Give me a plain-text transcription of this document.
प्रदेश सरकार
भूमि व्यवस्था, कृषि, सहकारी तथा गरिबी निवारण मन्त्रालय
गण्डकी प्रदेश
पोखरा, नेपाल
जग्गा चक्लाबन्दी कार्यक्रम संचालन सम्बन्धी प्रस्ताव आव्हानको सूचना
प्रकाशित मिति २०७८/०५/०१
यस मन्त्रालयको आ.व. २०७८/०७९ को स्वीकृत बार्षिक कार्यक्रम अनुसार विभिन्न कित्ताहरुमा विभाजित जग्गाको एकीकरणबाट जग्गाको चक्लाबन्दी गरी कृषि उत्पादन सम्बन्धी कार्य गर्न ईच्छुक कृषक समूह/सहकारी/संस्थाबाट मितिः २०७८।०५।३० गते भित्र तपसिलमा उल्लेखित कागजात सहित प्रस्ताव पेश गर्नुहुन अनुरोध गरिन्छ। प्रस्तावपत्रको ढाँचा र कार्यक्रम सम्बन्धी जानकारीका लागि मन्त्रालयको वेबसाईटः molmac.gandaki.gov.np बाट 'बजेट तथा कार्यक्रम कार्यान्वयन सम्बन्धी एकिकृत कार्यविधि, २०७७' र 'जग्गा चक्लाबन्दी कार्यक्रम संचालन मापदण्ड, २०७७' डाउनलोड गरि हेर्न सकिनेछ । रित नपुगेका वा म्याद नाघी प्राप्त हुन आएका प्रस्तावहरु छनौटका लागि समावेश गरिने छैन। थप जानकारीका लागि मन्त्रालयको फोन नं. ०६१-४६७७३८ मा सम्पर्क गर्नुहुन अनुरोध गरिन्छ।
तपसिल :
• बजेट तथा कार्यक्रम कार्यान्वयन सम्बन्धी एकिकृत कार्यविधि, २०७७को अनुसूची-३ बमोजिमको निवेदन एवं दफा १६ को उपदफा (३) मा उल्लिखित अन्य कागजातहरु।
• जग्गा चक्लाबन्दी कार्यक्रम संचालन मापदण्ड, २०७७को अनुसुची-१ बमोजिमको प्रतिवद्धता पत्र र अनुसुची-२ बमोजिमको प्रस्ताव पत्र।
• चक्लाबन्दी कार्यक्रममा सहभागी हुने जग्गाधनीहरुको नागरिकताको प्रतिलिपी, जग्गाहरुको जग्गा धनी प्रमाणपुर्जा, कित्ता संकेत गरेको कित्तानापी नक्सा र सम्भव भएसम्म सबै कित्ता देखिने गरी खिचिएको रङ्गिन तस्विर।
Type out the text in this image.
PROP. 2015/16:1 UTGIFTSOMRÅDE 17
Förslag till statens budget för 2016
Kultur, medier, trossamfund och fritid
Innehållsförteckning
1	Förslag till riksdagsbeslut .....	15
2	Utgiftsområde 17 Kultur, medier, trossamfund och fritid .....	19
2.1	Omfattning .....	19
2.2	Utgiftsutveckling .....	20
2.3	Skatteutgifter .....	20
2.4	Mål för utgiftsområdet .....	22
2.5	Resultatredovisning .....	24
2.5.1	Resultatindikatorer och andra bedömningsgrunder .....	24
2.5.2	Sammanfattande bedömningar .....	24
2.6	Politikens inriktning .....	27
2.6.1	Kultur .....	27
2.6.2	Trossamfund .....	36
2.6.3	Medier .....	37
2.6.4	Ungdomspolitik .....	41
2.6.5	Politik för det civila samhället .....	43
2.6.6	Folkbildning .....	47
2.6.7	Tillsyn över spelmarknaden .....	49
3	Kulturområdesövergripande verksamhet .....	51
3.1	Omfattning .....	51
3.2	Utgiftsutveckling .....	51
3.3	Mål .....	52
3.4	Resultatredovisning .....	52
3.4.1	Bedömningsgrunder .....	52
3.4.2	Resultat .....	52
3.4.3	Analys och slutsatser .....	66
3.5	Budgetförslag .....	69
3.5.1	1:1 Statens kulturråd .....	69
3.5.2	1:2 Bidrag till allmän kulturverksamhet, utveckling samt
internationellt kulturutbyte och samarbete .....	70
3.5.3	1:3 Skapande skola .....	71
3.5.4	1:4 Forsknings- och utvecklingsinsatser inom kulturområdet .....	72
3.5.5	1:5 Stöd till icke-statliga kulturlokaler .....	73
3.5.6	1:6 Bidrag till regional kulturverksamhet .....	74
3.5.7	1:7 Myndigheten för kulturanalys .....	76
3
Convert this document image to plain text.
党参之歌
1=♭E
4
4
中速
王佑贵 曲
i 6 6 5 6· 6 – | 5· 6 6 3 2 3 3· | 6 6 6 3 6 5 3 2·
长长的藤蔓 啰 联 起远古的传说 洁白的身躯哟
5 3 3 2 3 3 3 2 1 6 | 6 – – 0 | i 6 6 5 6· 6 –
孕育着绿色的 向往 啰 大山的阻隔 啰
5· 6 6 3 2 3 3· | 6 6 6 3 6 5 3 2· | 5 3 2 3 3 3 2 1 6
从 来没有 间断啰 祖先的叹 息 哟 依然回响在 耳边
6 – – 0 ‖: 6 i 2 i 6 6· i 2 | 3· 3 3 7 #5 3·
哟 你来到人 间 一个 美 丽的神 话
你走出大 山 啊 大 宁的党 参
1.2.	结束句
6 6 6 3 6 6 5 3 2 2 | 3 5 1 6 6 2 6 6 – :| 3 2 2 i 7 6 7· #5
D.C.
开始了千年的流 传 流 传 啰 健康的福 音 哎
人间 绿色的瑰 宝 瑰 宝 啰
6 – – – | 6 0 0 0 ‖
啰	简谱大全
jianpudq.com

·····

# [PROBLEM DESCRIPTION]
Copy out the material word for word and line for line.

# [ANSWER TO THE TASK]
Give me a plain-text transcription of this document.
प्रदेश सरकार
भूमि व्यवस्था, कृषि, सहकारी तथा गरिबी निवारण मन्त्रालय
गण्डकी प्रदेश
पोखरा, नेपाल
जग्गा चक्लाबन्दी कार्यक्रम संचालन सम्बन्धी प्रस्ताव आव्हानको सूचना
प्रकाशित मिति २०७८/०५/०१
यस मन्त्रालयको आ.व. २०७८/०७९ को स्वीकृत बार्षिक कार्यक्रम अनुसार विभिन्न कित्ताहरुमा विभाजित जग्गाको एकीकरणबाट जग्गाको चक्लाबन्दी गरी कृषि उत्पादन सम्बन्धी कार्य गर्न ईच्छुक कृषक समूह/सहकारी/संस्थाबाट मितिः २०७८।०५।३० गते भित्र तपसिलमा उल्लेखित कागजात सहित प्रस्ताव पेश गर्नुहुन अनुरोध गरिन्छ। प्रस्तावपत्रको ढाँचा र कार्यक्रम सम्बन्धी जानकारीका लागि मन्त्रालयको वेबसाईटः molmac.gandaki.gov.np बाट 'बजेट तथा कार्यक्रम कार्यान्वयन सम्बन्धी एकिकृत कार्यविधि, २०७७' र 'जग्गा चक्लाबन्दी कार्यक्रम संचालन मापदण्ड, २०७७' डाउनलोड गरि हेर्न सकिनेछ । रित नपुगेका वा म्याद नाघी प्राप्त हुन आएका प्रस्तावहरु छनौटका लागि समावेश गरिने छैन। थप जानकारीका लागि मन्त्रालयको फोन नं. ०६१-४६७७३८ मा सम्पर्क गर्नुहुन अनुरोध गरिन्छ।
तपसिल :
• बजेट तथा कार्यक्रम कार्यान्वयन सम्बन्धी एकिकृत कार्यविधि, २०७७को अनुसूची-३ बमोजिमको निवेदन एवं दफा १६ को उपदफा (३) मा उल्लिखित अन्य कागजातहरु।
• जग्गा चक्लाबन्दी कार्यक्रम संचालन मापदण्ड, २०७७को अनुसुची-१ बमोजिमको प्रतिवद्धता पत्र र अनुसुची-२ बमोजिमको प्रस्ताव पत्र।
• चक्लाबन्दी कार्यक्रममा सहभागी हुने जग्गाधनीहरुको नागरिकताको प्रतिलिपी, जग्गाहरुको जग्गा धनी प्रमाणपुर्जा, कित्ता संकेत गरेको कित्तानापी नक्सा र सम्भव भएसम्म सबै कित्ता देखिने गरी खिचिएको रङ्गिन तस्विर।
Type out the text in this image.
PROP. 2015/16:1 UTGIFTSOMRÅDE 17
Förslag till statens budget för 2016
Kultur, medier, trossamfund och fritid
Innehållsförteckning
1	Förslag till riksdagsbeslut .....	15
2	Utgiftsområde 17 Kultur, medier, trossamfund och fritid .....	19
2.1	Omfattning .....	19
2.2	Utgiftsutveckling .....	20
2.3	Skatteutgifter .....	20
2.4	Mål för utgiftsområdet .....	22
2.5	Resultatredovisning .....	24
2.5.1	Resultatindikatorer och andra bedömningsgrunder .....	24
2.5.2	Sammanfattande bedömningar .....	24
2.6	Politikens inriktning .....	27
2.6.1	Kultur .....	27
2.6.2	Trossamfund .....	36
2.6.3	Medier .....	37
2.6.4	Ungdomspolitik .....	41
2.6.5	Politik för det civila samhället .....	43
2.6.6	Folkbildning .....	47
2.6.7	Tillsyn över spelmarknaden .....	49
3	Kulturområdesövergripande verksamhet .....	51
3.1	Omfattning .....	51
3.2	Utgiftsutveckling .....	51
3.3	Mål .....	52
3.4	Resultatredovisning .....	52
3.4.1	Bedömningsgrunder .....	52
3.4.2	Resultat .....	52
3.4.3	Analys och slutsatser .....	66
3.5	Budgetförslag .....	69
3.5.1	1:1 Statens kulturråd .....	69
3.5.2	1:2 Bidrag till allmän kulturverksamhet, utveckling samt
internationellt kulturutbyte och samarbete .....	70
3.5.3	1:3 Skapande skola .....	71
3.5.4	1:4 Forsknings- och utvecklingsinsatser inom kulturområdet .....	72
3.5.5	1:5 Stöd till icke-statliga kulturlokaler .....	73
3.5.6	1:6 Bidrag till regional kulturverksamhet .....	74
3.5.7	1:7 Myndigheten för kulturanalys .....	76
3
Convert this document image to plain text.
党参之歌
1=♭E
4
4
中速
王佑贵 曲
i 6 6 5 6· 6 – | 5· 6 6 3 2 3 3· | 6 6 6 3 6 5 3 2·
长长的藤蔓 啰 联 起远古的传说 洁白的身躯哟
5 3 3 2 3 3 3 2 1 6 | 6 – – 0 | i 6 6 5 6· 6 –
孕育着绿色的 向往 啰 大山的阻隔 啰
5· 6 6 3 2 3 3· | 6 6 6 3 6 5 3 2· | 5 3 2 3 3 3 2 1 6
从 来没有 间断啰 祖先的叹 息 哟 依然回响在 耳边
6 – – 0 ‖: 6 i 2 i 6 6· i 2 | 3· 3 3 7 #5 3·
哟 你来到人 间 一个 美 丽的神 话
你走出大 山 啊 大 宁的党 参
1.2.	结束句
6 6 6 3 6 6 5 3 2 2 | 3 5 1 6 6 2 6 6 – :| 3 2 2 i 7 6 7· #5
D.C.
开始了千年的流 传 流 传 啰 健康的福 音 哎
人间 绿色的瑰 宝 瑰 宝 啰
6 – – – | 6 0 0 0 ‖
啰	简谱大全
jianpudq.com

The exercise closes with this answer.